Stored entries
______________________________

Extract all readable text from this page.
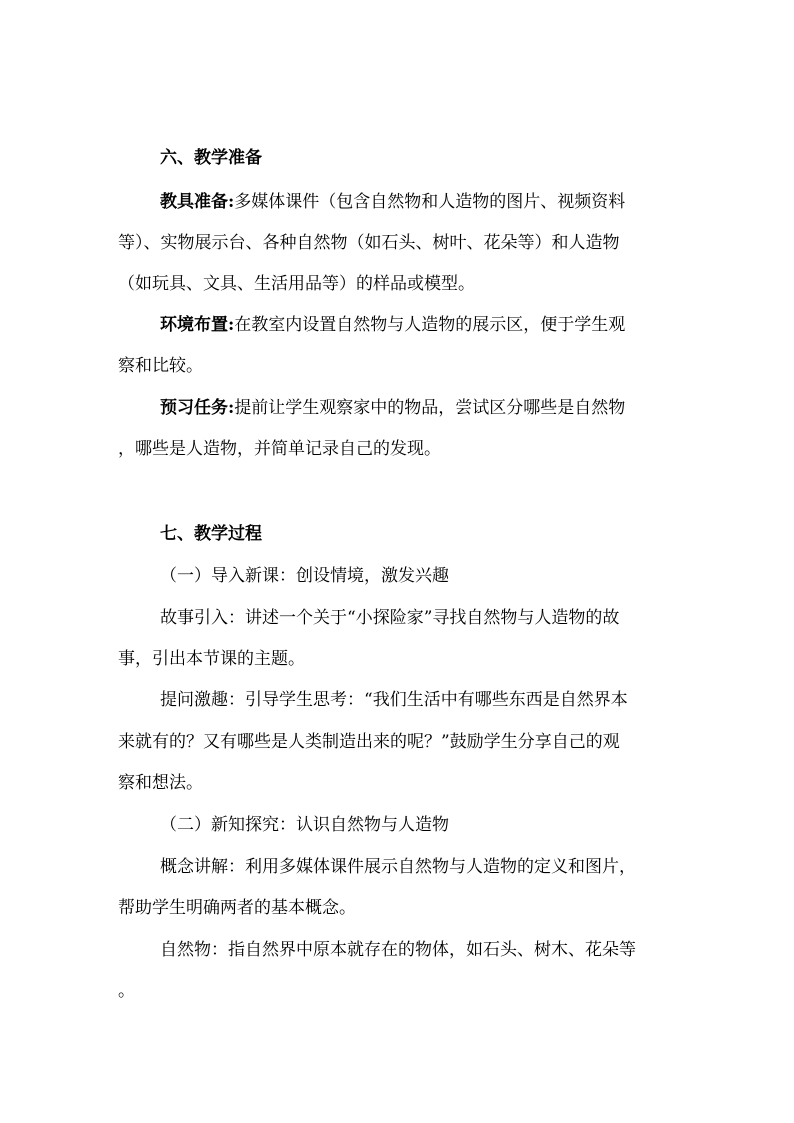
六、教学准备
教具准备:多媒体课件（包含自然物和人造物的图片、视频资料
等）、实物展示台、各种自然物（如石头、树叶、花朵等）和人造物
（如玩具、文具、生活用品等）的样品或模型。
环境布置:在教室内设置自然物与人造物的展示区，便于学生观
察和比较。
预习任务:提前让学生观察家中的物品，尝试区分哪些是自然物
，哪些是人造物，并简单记录自己的发现。
七、教学过程
（一）导入新课：创设情境，激发兴趣
故事引入：讲述一个关于“小探险家”寻找自然物与人造物的故
事，引出本节课的主题。
提问激趣：引导学生思考：“我们生活中有哪些东西是自然界本
来就有的？又有哪些是人类制造出来的呢？”鼓励学生分享自己的观
察和想法。
（二）新知探究：认识自然物与人造物
概念讲解：利用多媒体课件展示自然物与人造物的定义和图片，
帮助学生明确两者的基本概念。
自然物：指自然界中原本就存在的物体，如石头、树木、花朵等
。
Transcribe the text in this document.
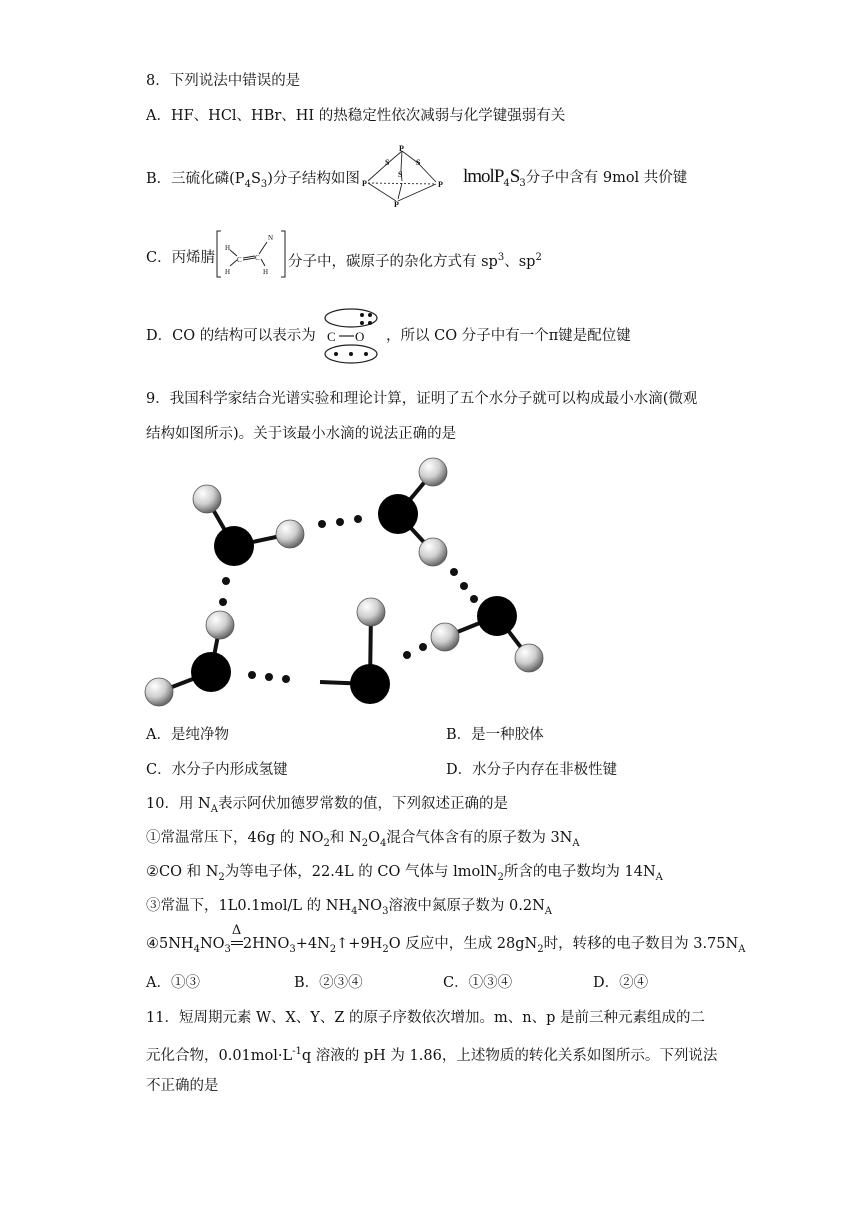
8．下列说法中错误的是
A．HF、HCl、HBr、HI 的热稳定性依次减弱与化学键强弱有关
B．三硫化磷$(P_4S_3)$分子结构如图
P
S
S
S
P	P
P
$lmolP_4S_3$分子中含有 9mol 共价键
C．丙烯腈
H
C
H
C
N
H
分子中，碳原子的杂化方式有 $sp^3$、$sp^2$
D．CO 的结构可以表示为 C O ，所以 CO 分子中有一个π键是配位键
9．我国科学家结合光谱实验和理论计算，证明了五个水分子就可以构成最小水滴(微观
结构如图所示)。关于该最小水滴的说法正确的是
A．是纯净物	B．是一种胶体
C．水分子内形成氢键	D．水分子内存在非极性键
10．用 $N_A$表示阿伏加德罗常数的值，下列叙述正确的是
①常温常压下，46g 的 $NO_2$和 $N_2O_4$混合气体含有的原子数为 $3N_A$
②CO 和 $N_2$为等电子体，22.4L 的 CO 气体与 lmolN$_2$所含的电子数均为 $14N_A$
③常温下，1L0.1mol/L 的 $NH_4NO_3$溶液中氮原子数为 $0.2N_A$
$④5NH_4NO_3$
Δ
$2HNO_3+4N_2↑+9H_2O$ 反应中，生成 $28gN_2$时，转移的电子数目为 $3.75N_A$
A．①③	B．②③④	C．①③④	D．②④
11．短周期元素 W、X、Y、Z 的原子序数依次增加。m、n、p 是前三种元素组成的二
元化合物，$0.01mol\cdot L^{-1}q$ 溶液的 pH 为 1.86，上述物质的转化关系如图所示。下列说法
不正确的是
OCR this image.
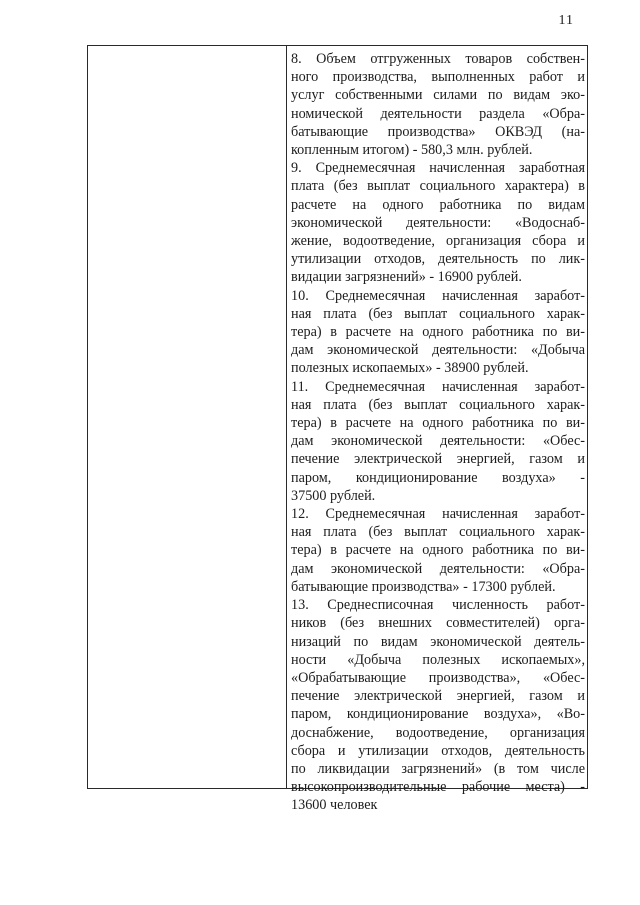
11

8. Объем отгруженных товаров собствен-

ного производства, выполненных работ и

услуг собственными силами по видам эко-

номической деятельности раздела «Обра-

батывающие производства» ОКВЭД (на-

копленным итогом) - 580,3 млн. рублей.

9. Среднемесячная начисленная заработная

плата (без выплат социального характера) в

расчете на одного работника по видам

экономической деятельности: «Водоснаб-

жение, водоотведение, организация сбора и

утилизации отходов, деятельность по лик-

видации загрязнений» - 16900 рублей.

10. Среднемесячная начисленная заработ-

ная плата (без выплат социального харак-

тера) в расчете на одного работника по ви-

дам экономической деятельности: «Добыча

полезных ископаемых» - 38900 рублей.

11. Среднемесячная начисленная заработ-

ная плата (без выплат социального харак-

тера) в расчете на одного работника по ви-

дам экономической деятельности: «Обес-

печение электрической энергией, газом и

паром, кондиционирование воздуха» -

37500 рублей.

12. Среднемесячная начисленная заработ-

ная плата (без выплат социального харак-

тера) в расчете на одного работника по ви-

дам экономической деятельности: «Обра-

батывающие производства» - 17300 рублей.

13. Среднесписочная численность работ-

ников (без внешних совместителей) орга-

низаций по видам экономической деятель-

ности «Добыча полезных ископаемых»,

«Обрабатывающие производства», «Обес-

печение электрической энергией, газом и

паром, кондиционирование воздуха», «Во-

доснабжение, водоотведение, организация

сбора и утилизации отходов, деятельность

по ликвидации загрязнений» (в том числе

высокопроизводительные рабочие места) -

13600 человек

______________________________

#### [Work instructions]
Copy all the data exactly as written, but skip any picture.

#### [Complete response]
Extract all readable text from this page.
六、教学准备
教具准备:多媒体课件（包含自然物和人造物的图片、视频资料
等）、实物展示台、各种自然物（如石头、树叶、花朵等）和人造物
（如玩具、文具、生活用品等）的样品或模型。
环境布置:在教室内设置自然物与人造物的展示区，便于学生观
察和比较。
预习任务:提前让学生观察家中的物品，尝试区分哪些是自然物
，哪些是人造物，并简单记录自己的发现。
七、教学过程
（一）导入新课：创设情境，激发兴趣
故事引入：讲述一个关于“小探险家”寻找自然物与人造物的故
事，引出本节课的主题。
提问激趣：引导学生思考：“我们生活中有哪些东西是自然界本
来就有的？又有哪些是人类制造出来的呢？”鼓励学生分享自己的观
察和想法。
（二）新知探究：认识自然物与人造物
概念讲解：利用多媒体课件展示自然物与人造物的定义和图片，
帮助学生明确两者的基本概念。
自然物：指自然界中原本就存在的物体，如石头、树木、花朵等
。
Transcribe the text in this document.
8．下列说法中错误的是
A．HF、HCl、HBr、HI 的热稳定性依次减弱与化学键强弱有关
B．三硫化磷$(P_4S_3)$分子结构如图
P
S
S
S
P	P
P
$lmolP_4S_3$分子中含有 9mol 共价键
C．丙烯腈
H
C
H
C
N
H
分子中，碳原子的杂化方式有 $sp^3$、$sp^2$
D．CO 的结构可以表示为 C O ，所以 CO 分子中有一个π键是配位键
9．我国科学家结合光谱实验和理论计算，证明了五个水分子就可以构成最小水滴(微观
结构如图所示)。关于该最小水滴的说法正确的是
A．是纯净物	B．是一种胶体
C．水分子内形成氢键	D．水分子内存在非极性键
10．用 $N_A$表示阿伏加德罗常数的值，下列叙述正确的是
①常温常压下，46g 的 $NO_2$和 $N_2O_4$混合气体含有的原子数为 $3N_A$
②CO 和 $N_2$为等电子体，22.4L 的 CO 气体与 lmolN$_2$所含的电子数均为 $14N_A$
③常温下，1L0.1mol/L 的 $NH_4NO_3$溶液中氮原子数为 $0.2N_A$
$④5NH_4NO_3$
Δ
$2HNO_3+4N_2↑+9H_2O$ 反应中，生成 $28gN_2$时，转移的电子数目为 $3.75N_A$
A．①③	B．②③④	C．①③④	D．②④
11．短周期元素 W、X、Y、Z 的原子序数依次增加。m、n、p 是前三种元素组成的二
元化合物，$0.01mol\cdot L^{-1}q$ 溶液的 pH 为 1.86，上述物质的转化关系如图所示。下列说法
不正确的是
OCR this image.
11

8. Объем отгруженных товаров собствен-

ного производства, выполненных работ и

услуг собственными силами по видам эко-

номической деятельности раздела «Обра-

батывающие производства» ОКВЭД (на-

копленным итогом) - 580,3 млн. рублей.

9. Среднемесячная начисленная заработная

плата (без выплат социального характера) в

расчете на одного работника по видам

экономической деятельности: «Водоснаб-

жение, водоотведение, организация сбора и

утилизации отходов, деятельность по лик-

видации загрязнений» - 16900 рублей.

10. Среднемесячная начисленная заработ-

ная плата (без выплат социального харак-

тера) в расчете на одного работника по ви-

дам экономической деятельности: «Добыча

полезных ископаемых» - 38900 рублей.

11. Среднемесячная начисленная заработ-

ная плата (без выплат социального харак-

тера) в расчете на одного работника по ви-

дам экономической деятельности: «Обес-

печение электрической энергией, газом и

паром, кондиционирование воздуха» -

37500 рублей.

12. Среднемесячная начисленная заработ-

ная плата (без выплат социального харак-

тера) в расчете на одного работника по ви-

дам экономической деятельности: «Обра-

батывающие производства» - 17300 рублей.

13. Среднесписочная численность работ-

ников (без внешних совместителей) орга-

низаций по видам экономической деятель-

ности «Добыча полезных ископаемых»,

«Обрабатывающие производства», «Обес-

печение электрической энергией, газом и

паром, кондиционирование воздуха», «Во-

доснабжение, водоотведение, организация

сбора и утилизации отходов, деятельность

по ликвидации загрязнений» (в том числе

высокопроизводительные рабочие места) -

13600 человек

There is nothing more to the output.